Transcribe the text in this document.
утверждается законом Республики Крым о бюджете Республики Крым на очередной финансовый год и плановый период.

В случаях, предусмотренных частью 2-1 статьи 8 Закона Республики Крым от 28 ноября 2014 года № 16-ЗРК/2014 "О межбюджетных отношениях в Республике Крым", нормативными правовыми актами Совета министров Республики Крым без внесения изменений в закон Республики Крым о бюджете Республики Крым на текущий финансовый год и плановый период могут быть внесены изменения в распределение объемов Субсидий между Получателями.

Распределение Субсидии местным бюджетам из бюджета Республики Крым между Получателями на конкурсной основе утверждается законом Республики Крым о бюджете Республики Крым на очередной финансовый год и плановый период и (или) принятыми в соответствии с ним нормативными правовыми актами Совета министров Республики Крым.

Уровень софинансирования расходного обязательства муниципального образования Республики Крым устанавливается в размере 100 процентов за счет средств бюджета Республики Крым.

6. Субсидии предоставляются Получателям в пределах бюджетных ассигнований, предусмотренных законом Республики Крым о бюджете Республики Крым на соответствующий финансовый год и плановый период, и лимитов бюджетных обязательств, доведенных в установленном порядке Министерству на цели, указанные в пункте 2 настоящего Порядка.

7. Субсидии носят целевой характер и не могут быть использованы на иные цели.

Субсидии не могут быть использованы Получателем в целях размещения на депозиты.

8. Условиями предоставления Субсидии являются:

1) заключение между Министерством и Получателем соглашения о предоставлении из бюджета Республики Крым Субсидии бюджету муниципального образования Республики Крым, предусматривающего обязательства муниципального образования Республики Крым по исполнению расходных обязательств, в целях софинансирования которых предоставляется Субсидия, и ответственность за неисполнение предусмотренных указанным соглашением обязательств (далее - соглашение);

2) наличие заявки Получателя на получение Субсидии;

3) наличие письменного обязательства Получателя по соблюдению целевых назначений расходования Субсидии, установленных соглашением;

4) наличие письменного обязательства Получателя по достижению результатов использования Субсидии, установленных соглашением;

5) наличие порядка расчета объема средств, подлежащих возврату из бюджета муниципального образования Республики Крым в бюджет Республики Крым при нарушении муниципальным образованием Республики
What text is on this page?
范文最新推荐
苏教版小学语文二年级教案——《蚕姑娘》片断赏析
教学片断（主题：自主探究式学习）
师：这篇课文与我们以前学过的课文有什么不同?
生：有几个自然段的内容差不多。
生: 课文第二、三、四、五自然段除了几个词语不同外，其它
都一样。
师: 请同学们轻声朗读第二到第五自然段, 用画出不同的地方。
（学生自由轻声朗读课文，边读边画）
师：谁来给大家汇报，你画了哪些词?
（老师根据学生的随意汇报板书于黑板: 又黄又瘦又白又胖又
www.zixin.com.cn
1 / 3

**PROBLEM DETAILS**: All of the entries must be written out exactly as they stand.

**OUTPUT OF THE EXERCISE**:
Transcribe the text in this document.
утверждается законом Республики Крым о бюджете Республики Крым на очередной финансовый год и плановый период.

В случаях, предусмотренных частью 2-1 статьи 8 Закона Республики Крым от 28 ноября 2014 года № 16-ЗРК/2014 "О межбюджетных отношениях в Республике Крым", нормативными правовыми актами Совета министров Республики Крым без внесения изменений в закон Республики Крым о бюджете Республики Крым на текущий финансовый год и плановый период могут быть внесены изменения в распределение объемов Субсидий между Получателями.

Распределение Субсидии местным бюджетам из бюджета Республики Крым между Получателями на конкурсной основе утверждается законом Республики Крым о бюджете Республики Крым на очередной финансовый год и плановый период и (или) принятыми в соответствии с ним нормативными правовыми актами Совета министров Республики Крым.

Уровень софинансирования расходного обязательства муниципального образования Республики Крым устанавливается в размере 100 процентов за счет средств бюджета Республики Крым.

6. Субсидии предоставляются Получателям в пределах бюджетных ассигнований, предусмотренных законом Республики Крым о бюджете Республики Крым на соответствующий финансовый год и плановый период, и лимитов бюджетных обязательств, доведенных в установленном порядке Министерству на цели, указанные в пункте 2 настоящего Порядка.

7. Субсидии носят целевой характер и не могут быть использованы на иные цели.

Субсидии не могут быть использованы Получателем в целях размещения на депозиты.

8. Условиями предоставления Субсидии являются:

1) заключение между Министерством и Получателем соглашения о предоставлении из бюджета Республики Крым Субсидии бюджету муниципального образования Республики Крым, предусматривающего обязательства муниципального образования Республики Крым по исполнению расходных обязательств, в целях софинансирования которых предоставляется Субсидия, и ответственность за неисполнение предусмотренных указанным соглашением обязательств (далее - соглашение);

2) наличие заявки Получателя на получение Субсидии;

3) наличие письменного обязательства Получателя по соблюдению целевых назначений расходования Субсидии, установленных соглашением;

4) наличие письменного обязательства Получателя по достижению результатов использования Субсидии, установленных соглашением;

5) наличие порядка расчета объема средств, подлежащих возврату из бюджета муниципального образования Республики Крым в бюджет Республики Крым при нарушении муниципальным образованием Республики
What text is on this page?
范文最新推荐
苏教版小学语文二年级教案——《蚕姑娘》片断赏析
教学片断（主题：自主探究式学习）
师：这篇课文与我们以前学过的课文有什么不同?
生：有几个自然段的内容差不多。
生: 课文第二、三、四、五自然段除了几个词语不同外，其它
都一样。
师: 请同学们轻声朗读第二到第五自然段, 用画出不同的地方。
（学生自由轻声朗读课文，边读边画）
师：谁来给大家汇报，你画了哪些词?
（老师根据学生的随意汇报板书于黑板: 又黄又瘦又白又胖又
www.zixin.com.cn
1 / 3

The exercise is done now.